(Rows from a figure dataset)
• • • • • • •

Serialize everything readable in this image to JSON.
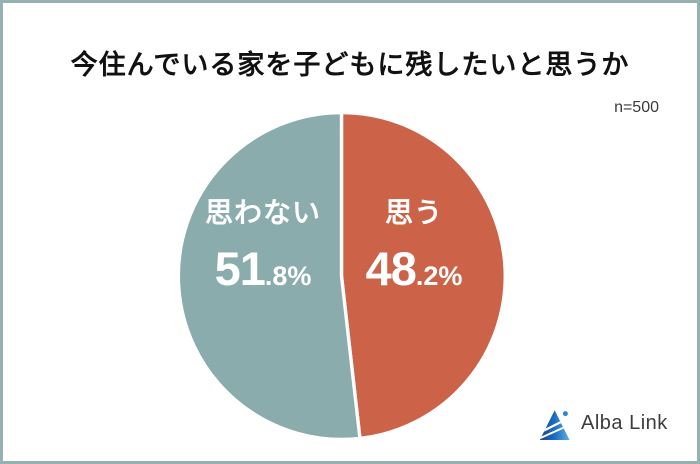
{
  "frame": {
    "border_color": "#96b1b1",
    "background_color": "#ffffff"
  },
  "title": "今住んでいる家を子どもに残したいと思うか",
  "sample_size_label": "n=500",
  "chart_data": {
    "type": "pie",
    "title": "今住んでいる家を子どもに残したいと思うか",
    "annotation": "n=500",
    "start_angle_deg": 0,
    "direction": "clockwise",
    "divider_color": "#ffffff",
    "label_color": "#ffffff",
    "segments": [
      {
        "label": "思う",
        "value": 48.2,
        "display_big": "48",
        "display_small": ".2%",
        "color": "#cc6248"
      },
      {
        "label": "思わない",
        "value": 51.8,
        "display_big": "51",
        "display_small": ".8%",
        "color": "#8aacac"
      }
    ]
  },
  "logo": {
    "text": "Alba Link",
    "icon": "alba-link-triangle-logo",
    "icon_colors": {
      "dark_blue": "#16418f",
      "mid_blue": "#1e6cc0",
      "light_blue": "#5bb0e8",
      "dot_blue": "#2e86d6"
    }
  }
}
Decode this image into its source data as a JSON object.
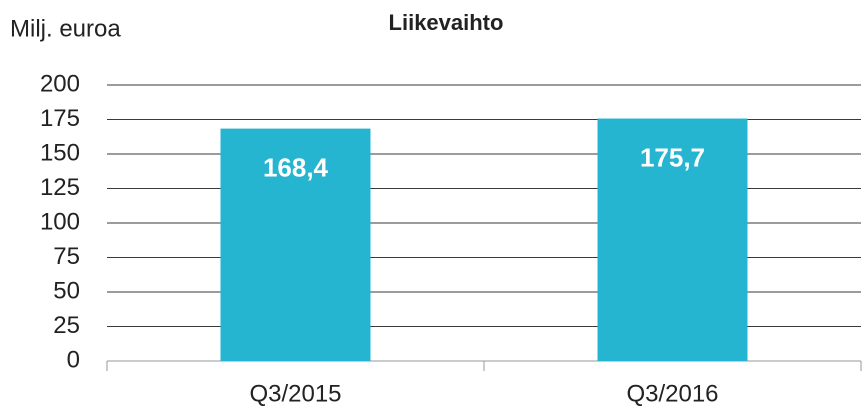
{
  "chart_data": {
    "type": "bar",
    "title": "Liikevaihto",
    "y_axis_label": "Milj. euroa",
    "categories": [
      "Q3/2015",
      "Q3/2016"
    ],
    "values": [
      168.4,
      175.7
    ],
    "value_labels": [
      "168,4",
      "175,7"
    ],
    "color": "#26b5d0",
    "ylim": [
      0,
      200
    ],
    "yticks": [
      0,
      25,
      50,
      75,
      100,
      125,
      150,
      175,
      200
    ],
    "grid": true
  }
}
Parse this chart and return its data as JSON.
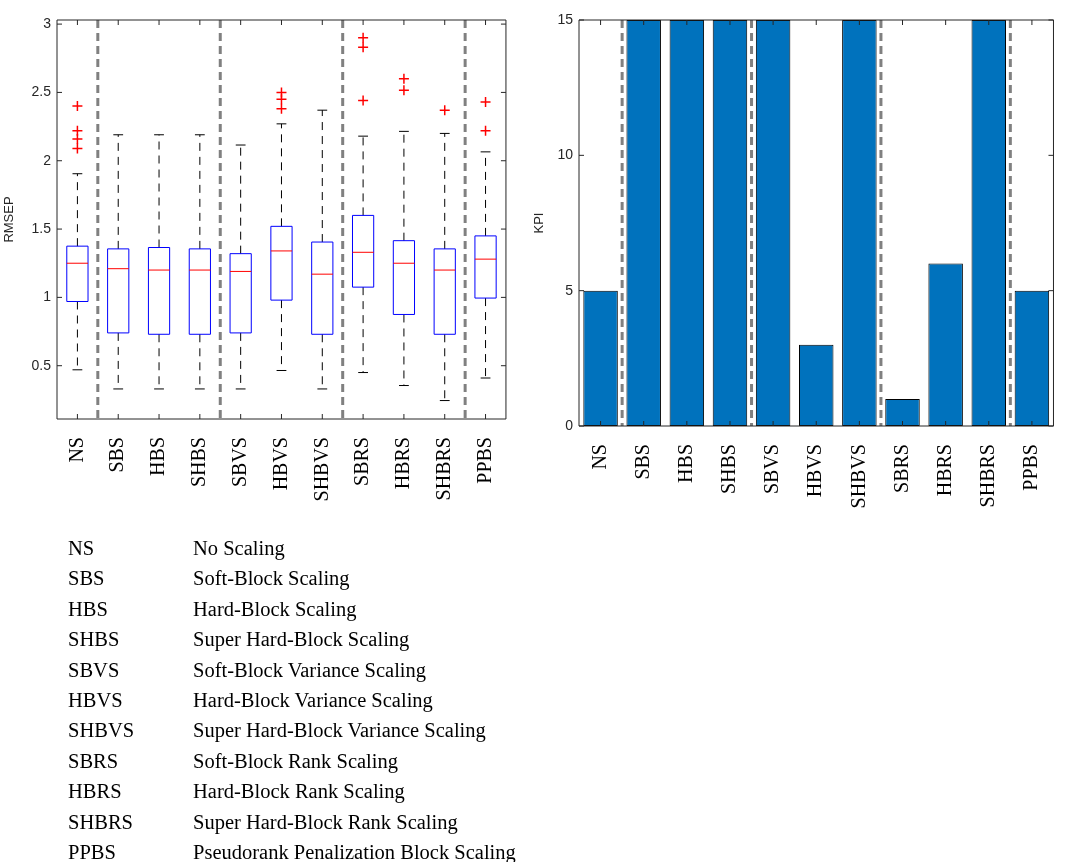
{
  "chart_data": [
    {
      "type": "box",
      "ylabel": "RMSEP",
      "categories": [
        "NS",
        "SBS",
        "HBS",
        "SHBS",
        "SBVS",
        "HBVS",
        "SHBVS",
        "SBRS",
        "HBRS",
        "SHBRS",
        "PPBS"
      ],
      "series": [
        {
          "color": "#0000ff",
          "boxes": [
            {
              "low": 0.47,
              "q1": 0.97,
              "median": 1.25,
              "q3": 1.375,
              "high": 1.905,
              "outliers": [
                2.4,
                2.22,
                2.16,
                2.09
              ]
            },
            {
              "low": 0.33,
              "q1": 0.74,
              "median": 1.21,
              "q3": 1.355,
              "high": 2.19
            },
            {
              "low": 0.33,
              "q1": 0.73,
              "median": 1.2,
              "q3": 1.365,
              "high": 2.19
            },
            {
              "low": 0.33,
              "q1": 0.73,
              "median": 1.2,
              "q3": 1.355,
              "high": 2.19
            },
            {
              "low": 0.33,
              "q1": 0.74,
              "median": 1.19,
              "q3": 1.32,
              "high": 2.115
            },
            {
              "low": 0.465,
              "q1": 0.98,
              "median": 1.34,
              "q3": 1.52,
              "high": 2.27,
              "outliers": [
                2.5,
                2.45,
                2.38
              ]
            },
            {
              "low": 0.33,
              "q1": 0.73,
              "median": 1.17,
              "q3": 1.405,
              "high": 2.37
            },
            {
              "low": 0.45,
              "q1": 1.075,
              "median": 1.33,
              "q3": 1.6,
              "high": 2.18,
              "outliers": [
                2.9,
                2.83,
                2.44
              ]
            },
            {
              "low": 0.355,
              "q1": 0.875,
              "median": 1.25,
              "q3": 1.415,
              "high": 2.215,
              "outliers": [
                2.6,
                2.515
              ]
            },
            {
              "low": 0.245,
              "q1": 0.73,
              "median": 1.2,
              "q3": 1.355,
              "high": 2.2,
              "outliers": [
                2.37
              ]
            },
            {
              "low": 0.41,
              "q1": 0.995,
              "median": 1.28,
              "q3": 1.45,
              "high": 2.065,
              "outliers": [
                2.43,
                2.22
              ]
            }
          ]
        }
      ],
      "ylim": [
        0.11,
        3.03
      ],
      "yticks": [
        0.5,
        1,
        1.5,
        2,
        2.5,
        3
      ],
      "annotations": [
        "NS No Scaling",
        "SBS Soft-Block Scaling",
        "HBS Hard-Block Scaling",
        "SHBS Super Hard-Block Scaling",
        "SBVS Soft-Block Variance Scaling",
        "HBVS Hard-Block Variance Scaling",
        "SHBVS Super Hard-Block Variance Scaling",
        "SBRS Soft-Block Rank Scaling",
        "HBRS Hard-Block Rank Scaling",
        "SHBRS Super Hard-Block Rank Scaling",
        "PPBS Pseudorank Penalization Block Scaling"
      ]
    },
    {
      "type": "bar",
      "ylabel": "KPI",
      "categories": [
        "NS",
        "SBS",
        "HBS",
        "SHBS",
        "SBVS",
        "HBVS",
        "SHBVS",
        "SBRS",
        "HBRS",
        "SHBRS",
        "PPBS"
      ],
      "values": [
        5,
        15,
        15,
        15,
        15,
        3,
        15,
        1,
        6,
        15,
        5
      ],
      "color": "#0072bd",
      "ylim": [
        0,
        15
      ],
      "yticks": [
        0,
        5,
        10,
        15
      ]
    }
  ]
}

• • • • • • •

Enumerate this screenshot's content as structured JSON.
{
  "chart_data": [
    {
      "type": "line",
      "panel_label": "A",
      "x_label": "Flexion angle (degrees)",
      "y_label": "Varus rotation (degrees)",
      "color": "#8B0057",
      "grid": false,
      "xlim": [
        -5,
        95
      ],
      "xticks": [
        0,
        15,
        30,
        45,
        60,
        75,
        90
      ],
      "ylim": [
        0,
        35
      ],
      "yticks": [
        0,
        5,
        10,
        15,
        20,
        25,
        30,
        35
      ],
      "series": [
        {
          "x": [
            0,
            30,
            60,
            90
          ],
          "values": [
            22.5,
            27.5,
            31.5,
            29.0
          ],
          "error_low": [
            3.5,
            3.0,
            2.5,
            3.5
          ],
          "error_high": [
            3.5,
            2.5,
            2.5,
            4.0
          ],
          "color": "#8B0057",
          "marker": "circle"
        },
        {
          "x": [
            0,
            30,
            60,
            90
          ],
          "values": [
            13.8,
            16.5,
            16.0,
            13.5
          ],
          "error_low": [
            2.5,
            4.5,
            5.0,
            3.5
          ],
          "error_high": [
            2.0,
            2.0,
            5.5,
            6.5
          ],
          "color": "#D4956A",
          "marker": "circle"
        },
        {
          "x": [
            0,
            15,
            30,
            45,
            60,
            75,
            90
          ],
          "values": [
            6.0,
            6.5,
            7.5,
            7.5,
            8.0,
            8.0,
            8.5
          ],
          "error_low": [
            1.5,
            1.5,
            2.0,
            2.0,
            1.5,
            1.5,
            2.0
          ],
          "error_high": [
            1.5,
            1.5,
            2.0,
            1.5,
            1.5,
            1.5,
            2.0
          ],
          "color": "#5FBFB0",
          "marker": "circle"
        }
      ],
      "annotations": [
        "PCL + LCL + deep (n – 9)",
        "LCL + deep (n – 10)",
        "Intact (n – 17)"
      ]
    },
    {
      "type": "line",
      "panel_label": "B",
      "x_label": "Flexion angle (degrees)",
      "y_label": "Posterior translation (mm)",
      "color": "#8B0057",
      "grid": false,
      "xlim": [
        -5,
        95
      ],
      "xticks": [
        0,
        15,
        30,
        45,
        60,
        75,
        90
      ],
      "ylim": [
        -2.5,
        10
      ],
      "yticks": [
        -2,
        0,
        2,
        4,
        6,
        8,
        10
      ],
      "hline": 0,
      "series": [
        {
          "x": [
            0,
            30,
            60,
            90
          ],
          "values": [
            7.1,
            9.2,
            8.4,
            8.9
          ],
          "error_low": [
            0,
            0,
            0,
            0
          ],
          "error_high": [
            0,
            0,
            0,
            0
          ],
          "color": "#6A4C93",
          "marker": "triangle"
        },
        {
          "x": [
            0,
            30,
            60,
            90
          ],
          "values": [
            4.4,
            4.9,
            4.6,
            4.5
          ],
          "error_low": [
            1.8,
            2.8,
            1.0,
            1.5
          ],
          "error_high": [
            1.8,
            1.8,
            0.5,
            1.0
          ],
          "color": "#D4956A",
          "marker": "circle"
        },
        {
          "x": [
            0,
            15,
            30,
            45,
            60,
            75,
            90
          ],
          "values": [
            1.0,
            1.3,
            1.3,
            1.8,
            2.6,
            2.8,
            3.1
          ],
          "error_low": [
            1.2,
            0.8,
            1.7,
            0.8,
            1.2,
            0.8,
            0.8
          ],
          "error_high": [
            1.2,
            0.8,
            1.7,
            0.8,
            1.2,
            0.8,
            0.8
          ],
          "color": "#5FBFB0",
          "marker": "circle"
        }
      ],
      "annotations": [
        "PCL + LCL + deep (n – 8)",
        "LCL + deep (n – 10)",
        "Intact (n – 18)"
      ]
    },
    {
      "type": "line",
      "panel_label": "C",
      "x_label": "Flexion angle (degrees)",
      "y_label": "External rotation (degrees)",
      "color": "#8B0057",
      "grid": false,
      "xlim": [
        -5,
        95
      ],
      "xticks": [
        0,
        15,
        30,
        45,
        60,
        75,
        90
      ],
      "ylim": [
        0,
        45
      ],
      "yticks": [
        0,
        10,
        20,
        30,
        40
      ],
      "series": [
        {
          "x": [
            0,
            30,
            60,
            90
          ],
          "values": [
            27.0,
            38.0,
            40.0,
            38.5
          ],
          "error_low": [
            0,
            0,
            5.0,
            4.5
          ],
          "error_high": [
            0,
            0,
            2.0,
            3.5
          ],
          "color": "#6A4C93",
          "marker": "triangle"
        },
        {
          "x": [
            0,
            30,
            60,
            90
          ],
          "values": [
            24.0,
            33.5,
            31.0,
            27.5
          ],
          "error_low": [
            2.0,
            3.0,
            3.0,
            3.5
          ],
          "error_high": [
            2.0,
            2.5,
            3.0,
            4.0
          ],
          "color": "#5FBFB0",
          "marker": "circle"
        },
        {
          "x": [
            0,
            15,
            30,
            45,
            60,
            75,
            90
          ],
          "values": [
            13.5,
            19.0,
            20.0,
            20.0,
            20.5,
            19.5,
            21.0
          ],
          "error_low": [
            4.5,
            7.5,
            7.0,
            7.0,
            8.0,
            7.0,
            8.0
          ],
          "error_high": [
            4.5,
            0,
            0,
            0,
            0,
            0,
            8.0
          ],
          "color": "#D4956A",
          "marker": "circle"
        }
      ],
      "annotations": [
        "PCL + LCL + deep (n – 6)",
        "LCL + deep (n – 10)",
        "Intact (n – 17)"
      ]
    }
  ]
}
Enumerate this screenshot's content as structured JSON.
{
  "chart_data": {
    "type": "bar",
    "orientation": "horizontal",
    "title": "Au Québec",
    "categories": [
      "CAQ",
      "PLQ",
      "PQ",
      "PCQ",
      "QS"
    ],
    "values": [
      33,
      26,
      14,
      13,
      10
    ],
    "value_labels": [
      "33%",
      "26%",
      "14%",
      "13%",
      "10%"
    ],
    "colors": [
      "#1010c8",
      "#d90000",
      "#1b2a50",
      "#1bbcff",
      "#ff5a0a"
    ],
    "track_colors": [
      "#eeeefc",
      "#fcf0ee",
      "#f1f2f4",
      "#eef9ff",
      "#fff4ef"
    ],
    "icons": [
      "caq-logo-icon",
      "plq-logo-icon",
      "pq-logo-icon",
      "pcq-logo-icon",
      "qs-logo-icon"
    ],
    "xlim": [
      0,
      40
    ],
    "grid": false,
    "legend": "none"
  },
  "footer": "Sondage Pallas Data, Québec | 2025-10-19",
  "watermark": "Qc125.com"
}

• • • • • • •

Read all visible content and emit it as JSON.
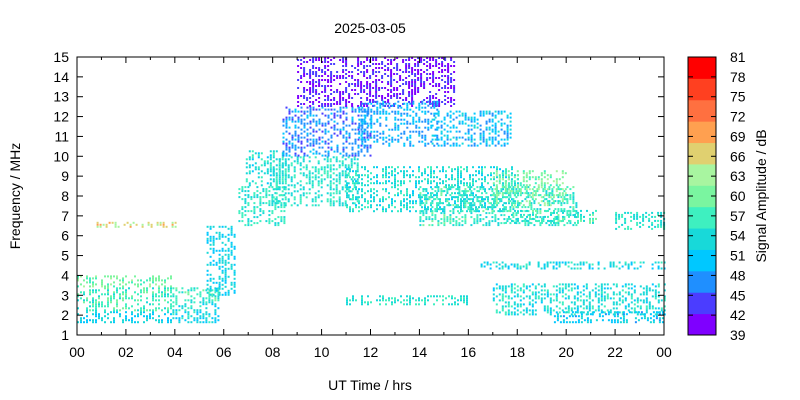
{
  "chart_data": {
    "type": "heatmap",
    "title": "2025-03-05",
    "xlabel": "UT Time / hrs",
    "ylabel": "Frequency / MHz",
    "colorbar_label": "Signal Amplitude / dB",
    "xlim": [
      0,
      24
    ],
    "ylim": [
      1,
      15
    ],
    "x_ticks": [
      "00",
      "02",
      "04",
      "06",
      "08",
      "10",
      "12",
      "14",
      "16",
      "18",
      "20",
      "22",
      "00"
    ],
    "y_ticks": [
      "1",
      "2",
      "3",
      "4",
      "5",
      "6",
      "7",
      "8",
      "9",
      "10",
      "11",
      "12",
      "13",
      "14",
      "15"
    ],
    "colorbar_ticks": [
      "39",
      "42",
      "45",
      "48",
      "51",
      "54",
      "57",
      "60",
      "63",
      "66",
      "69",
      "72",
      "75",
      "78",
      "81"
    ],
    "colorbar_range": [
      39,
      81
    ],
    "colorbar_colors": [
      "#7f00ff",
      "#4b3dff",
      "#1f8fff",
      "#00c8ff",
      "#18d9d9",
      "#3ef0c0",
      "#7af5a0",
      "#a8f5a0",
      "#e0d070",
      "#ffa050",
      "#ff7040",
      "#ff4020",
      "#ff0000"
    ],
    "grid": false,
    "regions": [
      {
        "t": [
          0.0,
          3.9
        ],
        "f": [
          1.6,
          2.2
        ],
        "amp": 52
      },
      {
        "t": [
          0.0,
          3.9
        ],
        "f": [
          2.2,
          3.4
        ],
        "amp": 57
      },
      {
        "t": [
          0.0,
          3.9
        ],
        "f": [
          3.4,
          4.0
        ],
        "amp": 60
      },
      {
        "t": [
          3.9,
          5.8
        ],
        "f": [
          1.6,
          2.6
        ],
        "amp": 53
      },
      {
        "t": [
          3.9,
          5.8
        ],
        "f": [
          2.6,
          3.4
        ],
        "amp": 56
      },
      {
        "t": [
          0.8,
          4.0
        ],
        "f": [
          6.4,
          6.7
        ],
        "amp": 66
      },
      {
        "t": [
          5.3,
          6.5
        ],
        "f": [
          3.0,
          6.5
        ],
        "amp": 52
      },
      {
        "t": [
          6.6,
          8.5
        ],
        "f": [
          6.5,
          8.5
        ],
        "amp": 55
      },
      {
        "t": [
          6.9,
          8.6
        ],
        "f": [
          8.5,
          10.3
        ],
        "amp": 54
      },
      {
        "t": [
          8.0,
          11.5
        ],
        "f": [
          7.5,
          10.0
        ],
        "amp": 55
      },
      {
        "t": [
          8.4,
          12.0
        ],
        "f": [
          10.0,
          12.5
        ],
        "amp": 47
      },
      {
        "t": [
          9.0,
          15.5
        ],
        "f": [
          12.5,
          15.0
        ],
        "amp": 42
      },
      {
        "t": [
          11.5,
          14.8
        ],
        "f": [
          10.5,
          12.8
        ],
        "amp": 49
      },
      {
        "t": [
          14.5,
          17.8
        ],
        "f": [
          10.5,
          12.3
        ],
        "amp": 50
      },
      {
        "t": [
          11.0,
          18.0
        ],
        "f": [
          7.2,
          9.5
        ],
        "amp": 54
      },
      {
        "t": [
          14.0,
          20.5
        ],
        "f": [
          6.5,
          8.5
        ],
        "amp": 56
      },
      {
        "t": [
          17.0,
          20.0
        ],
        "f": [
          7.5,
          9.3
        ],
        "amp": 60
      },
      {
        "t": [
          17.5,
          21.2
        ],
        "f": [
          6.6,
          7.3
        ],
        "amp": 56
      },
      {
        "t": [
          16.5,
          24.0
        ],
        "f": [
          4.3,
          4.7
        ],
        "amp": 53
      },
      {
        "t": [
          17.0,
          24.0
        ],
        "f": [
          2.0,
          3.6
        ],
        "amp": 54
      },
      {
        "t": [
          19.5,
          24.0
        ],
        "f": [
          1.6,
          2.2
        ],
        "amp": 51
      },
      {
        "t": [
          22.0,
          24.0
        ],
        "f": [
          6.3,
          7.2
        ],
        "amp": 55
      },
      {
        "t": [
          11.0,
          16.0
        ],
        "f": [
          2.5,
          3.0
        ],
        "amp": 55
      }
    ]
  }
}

• • • • • • •

§ **What is required**: Check every line of the data, and copy the ones that contain "Soft".

§ **Response to the task**:
        "SBS Soft-Block Scaling",
        "SBVS Soft-Block Variance Scaling",
        "SBRS Soft-Block Rank Scaling",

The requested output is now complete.